──────── Task data ────────
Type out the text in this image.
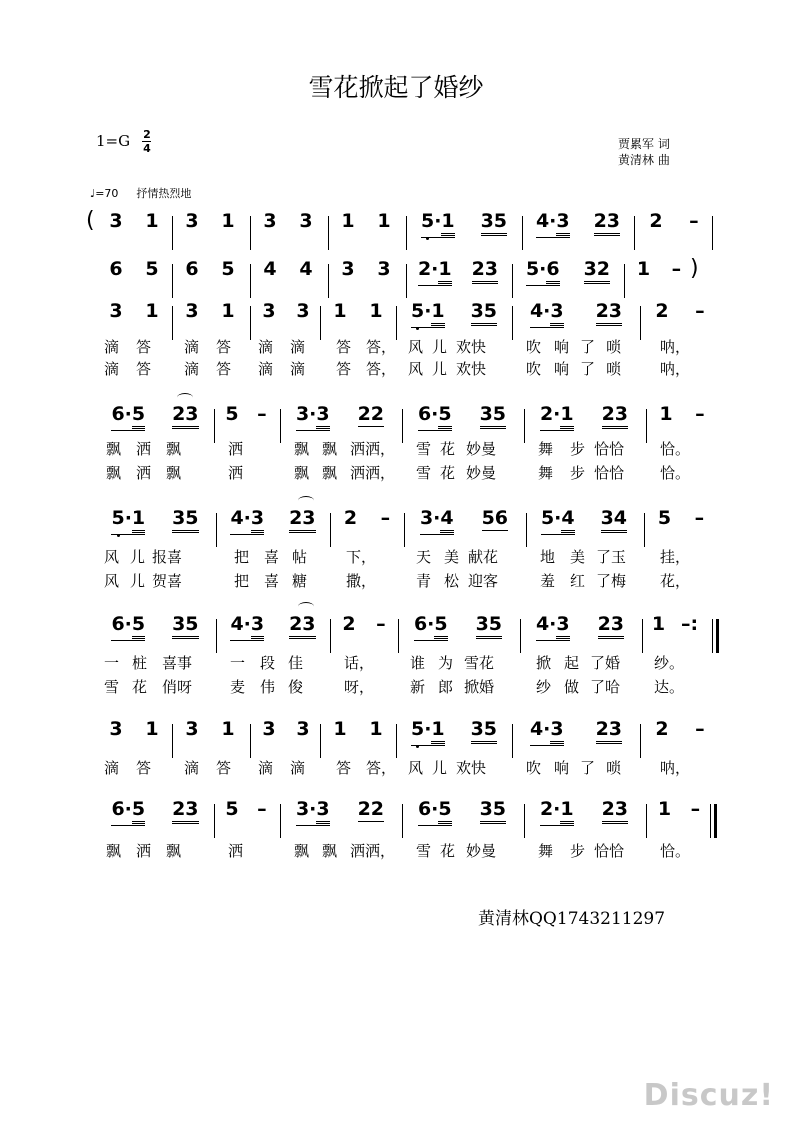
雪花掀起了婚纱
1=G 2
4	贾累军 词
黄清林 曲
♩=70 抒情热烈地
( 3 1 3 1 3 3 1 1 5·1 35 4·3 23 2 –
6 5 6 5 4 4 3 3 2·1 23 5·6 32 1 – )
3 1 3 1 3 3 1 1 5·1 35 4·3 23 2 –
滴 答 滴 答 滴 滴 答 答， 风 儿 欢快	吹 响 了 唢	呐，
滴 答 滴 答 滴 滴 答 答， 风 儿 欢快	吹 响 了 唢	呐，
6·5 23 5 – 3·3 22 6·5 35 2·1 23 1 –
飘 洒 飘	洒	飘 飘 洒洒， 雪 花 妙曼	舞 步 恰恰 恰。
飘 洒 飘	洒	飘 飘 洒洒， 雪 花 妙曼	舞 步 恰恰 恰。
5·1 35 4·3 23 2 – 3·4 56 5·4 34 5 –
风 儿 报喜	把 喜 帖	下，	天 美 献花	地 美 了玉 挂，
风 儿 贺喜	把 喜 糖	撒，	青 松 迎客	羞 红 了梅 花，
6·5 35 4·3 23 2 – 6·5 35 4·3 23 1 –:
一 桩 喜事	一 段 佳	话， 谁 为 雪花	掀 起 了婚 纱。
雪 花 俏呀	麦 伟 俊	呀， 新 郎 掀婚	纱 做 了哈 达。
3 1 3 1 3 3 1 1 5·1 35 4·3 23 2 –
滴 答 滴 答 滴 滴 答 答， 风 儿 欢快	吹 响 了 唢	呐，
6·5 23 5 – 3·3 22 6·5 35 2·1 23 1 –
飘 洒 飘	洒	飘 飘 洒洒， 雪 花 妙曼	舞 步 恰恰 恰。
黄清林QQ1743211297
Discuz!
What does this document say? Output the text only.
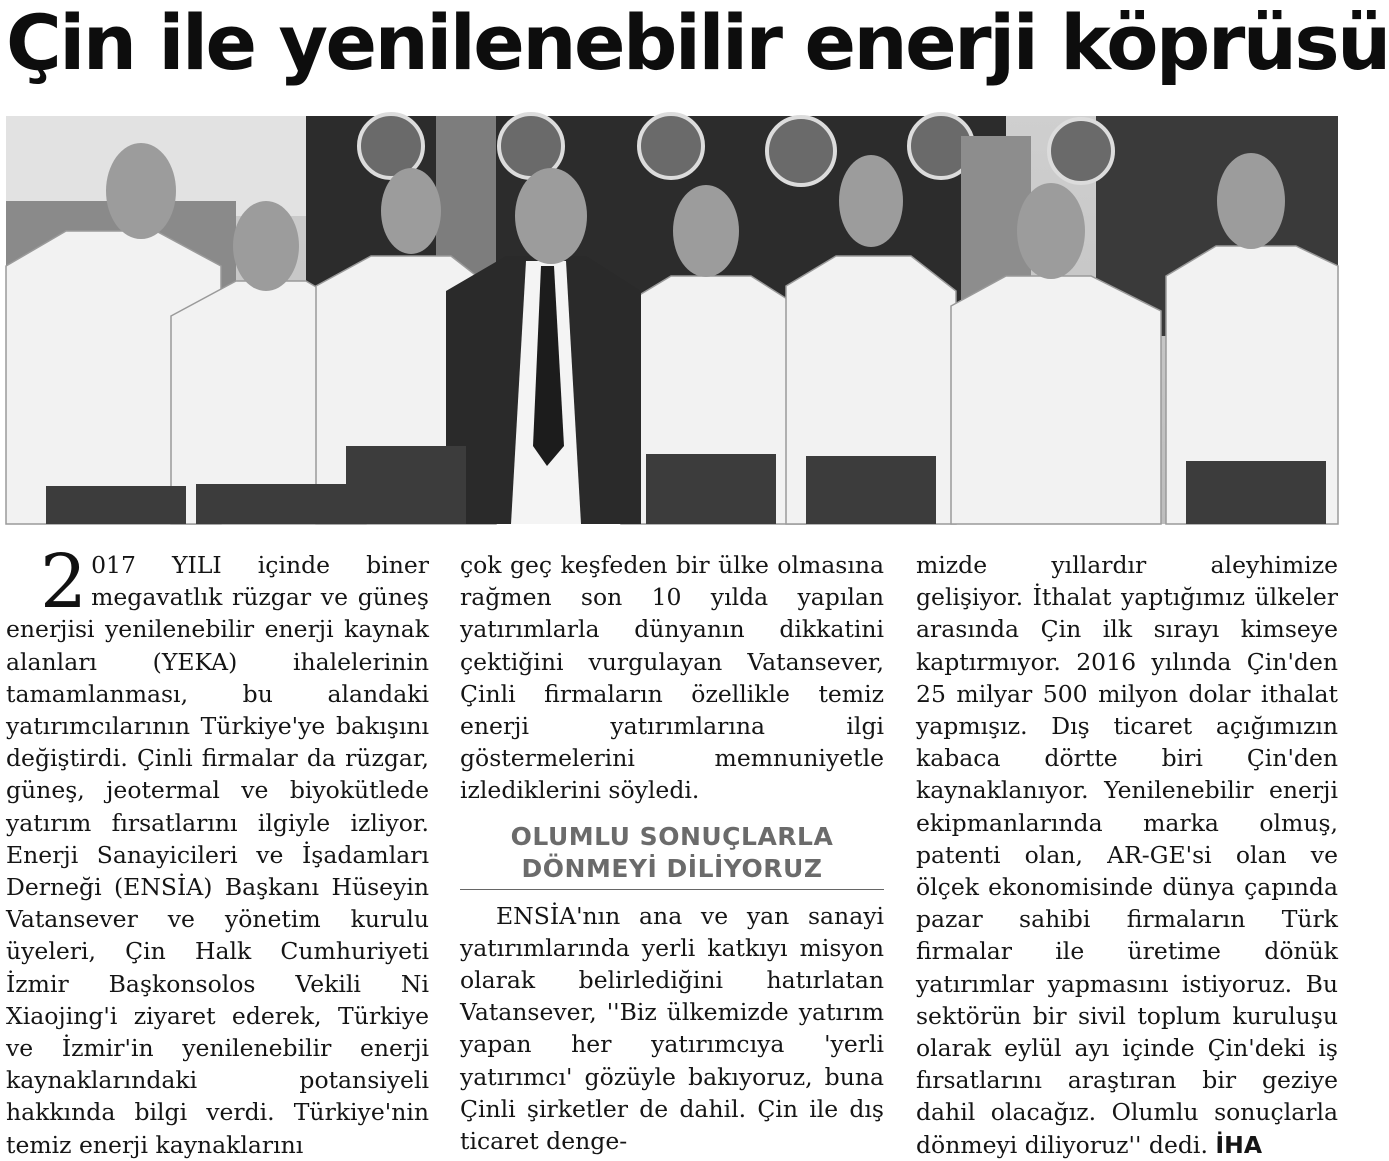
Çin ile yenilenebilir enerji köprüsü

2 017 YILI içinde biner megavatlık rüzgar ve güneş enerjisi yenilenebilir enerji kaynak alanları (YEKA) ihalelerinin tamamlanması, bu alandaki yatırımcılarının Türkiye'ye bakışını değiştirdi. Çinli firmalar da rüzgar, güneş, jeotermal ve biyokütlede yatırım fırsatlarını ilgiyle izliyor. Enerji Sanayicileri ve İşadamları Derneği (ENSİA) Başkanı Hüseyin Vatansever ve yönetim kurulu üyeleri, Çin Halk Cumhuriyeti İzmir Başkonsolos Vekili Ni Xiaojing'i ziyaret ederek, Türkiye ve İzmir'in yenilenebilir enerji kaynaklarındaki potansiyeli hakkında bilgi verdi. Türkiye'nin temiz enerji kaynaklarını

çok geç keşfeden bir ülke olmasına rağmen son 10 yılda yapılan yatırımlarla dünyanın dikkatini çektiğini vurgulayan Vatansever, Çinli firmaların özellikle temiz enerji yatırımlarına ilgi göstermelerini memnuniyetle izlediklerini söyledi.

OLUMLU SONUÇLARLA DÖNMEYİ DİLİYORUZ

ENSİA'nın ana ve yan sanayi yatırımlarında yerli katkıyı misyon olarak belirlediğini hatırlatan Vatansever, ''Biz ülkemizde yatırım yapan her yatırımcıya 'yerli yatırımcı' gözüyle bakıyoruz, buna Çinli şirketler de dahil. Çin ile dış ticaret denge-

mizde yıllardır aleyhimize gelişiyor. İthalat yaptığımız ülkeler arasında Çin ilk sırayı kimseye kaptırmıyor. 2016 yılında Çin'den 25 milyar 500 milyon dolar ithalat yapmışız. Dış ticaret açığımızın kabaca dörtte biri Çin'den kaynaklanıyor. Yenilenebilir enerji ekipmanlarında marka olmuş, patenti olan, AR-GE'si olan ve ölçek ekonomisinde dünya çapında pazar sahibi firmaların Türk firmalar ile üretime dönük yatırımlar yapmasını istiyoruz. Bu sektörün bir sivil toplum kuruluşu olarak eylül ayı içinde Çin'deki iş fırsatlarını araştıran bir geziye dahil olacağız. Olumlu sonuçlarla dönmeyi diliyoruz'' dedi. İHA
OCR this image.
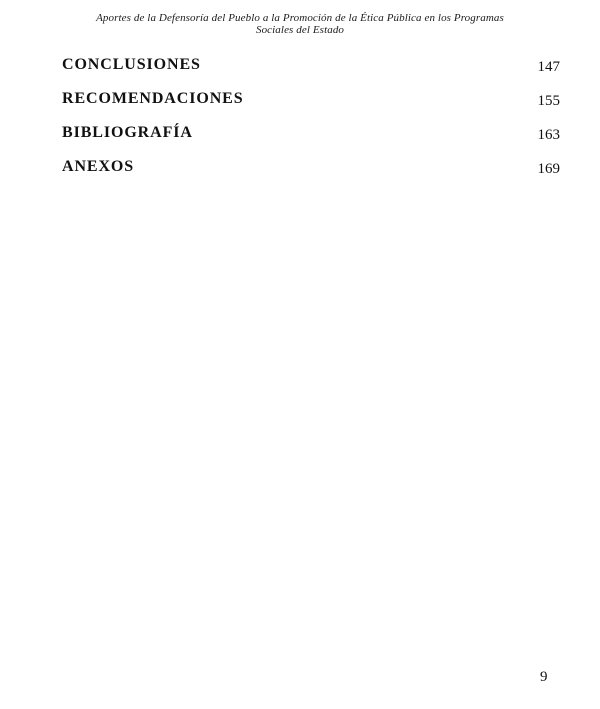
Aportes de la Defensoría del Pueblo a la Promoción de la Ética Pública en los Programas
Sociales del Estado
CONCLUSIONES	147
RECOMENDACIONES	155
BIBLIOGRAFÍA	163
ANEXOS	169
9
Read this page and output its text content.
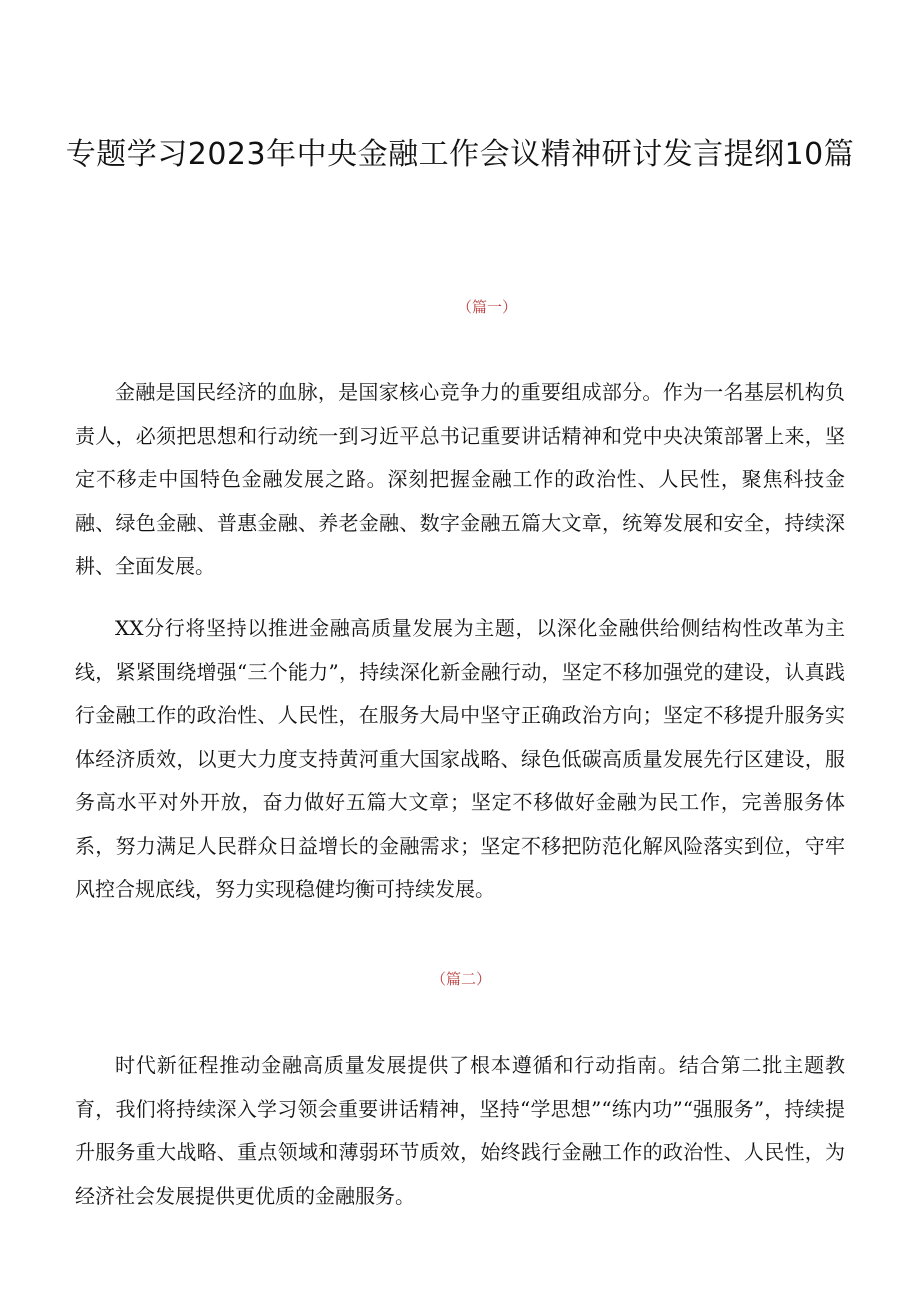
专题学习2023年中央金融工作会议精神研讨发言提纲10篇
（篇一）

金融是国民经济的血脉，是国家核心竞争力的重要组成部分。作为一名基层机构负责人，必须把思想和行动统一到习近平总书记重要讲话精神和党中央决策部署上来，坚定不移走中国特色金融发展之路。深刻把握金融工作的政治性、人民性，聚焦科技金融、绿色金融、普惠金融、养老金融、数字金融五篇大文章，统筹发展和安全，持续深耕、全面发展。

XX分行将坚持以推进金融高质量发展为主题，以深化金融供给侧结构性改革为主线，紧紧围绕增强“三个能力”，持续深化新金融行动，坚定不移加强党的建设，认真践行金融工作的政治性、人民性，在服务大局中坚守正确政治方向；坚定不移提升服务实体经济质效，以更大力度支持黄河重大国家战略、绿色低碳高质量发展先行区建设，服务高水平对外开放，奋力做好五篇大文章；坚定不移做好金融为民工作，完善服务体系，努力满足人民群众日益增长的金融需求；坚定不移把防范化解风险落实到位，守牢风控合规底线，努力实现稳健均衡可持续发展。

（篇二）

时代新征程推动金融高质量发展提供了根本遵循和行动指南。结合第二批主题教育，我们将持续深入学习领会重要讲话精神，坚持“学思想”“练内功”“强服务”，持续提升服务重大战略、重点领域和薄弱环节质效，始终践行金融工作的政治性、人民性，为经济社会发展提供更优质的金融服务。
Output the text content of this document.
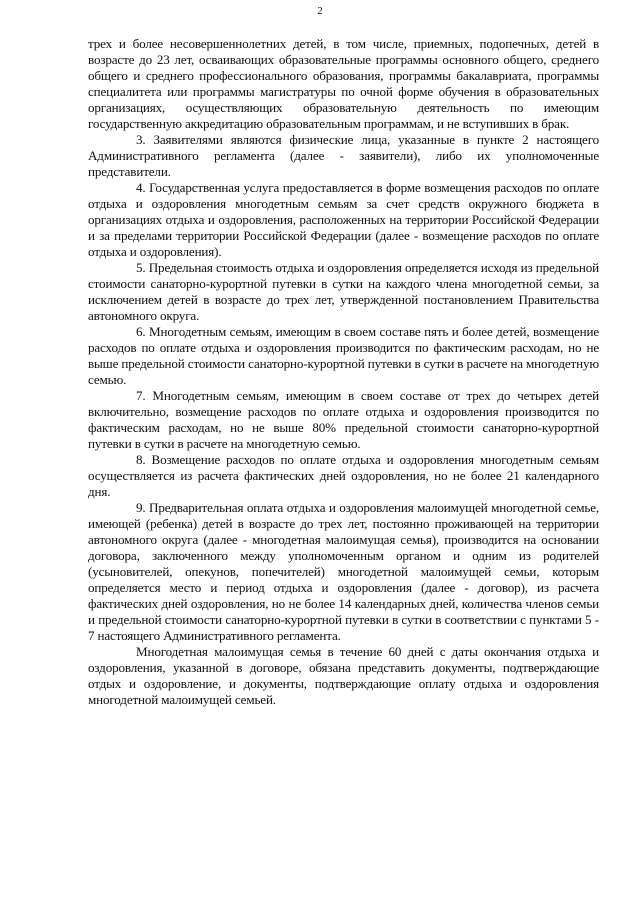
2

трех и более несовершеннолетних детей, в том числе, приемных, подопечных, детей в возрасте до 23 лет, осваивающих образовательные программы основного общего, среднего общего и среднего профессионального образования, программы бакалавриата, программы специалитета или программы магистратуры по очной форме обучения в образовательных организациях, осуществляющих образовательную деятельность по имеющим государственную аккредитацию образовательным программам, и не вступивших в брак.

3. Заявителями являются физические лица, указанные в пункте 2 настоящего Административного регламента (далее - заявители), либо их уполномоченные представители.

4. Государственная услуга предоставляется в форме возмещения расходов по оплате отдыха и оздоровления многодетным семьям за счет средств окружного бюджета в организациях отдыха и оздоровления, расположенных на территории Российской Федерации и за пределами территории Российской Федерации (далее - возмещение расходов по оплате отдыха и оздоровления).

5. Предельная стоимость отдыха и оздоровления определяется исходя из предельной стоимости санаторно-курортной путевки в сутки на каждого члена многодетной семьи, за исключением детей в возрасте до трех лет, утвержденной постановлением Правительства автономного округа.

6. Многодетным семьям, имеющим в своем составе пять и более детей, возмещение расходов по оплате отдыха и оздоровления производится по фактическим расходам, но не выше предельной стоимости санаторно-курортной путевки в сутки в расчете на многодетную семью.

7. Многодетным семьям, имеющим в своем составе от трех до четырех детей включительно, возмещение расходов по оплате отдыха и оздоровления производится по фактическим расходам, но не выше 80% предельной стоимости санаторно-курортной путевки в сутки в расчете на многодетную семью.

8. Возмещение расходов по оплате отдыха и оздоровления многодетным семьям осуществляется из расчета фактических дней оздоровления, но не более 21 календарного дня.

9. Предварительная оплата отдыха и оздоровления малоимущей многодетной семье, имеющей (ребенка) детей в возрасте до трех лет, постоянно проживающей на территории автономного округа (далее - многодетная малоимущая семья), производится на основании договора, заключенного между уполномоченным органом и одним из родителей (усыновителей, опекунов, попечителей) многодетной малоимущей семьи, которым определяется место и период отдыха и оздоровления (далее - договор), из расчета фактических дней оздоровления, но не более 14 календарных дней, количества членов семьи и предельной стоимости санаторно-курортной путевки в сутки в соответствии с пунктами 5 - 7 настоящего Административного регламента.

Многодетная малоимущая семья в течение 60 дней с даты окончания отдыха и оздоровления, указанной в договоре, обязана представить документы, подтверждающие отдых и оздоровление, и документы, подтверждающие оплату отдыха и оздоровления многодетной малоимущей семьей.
────────
* **Direction**:
How many lines of the data hold the string "определяется"? Reply with the number alone.

* **The completed task**:
2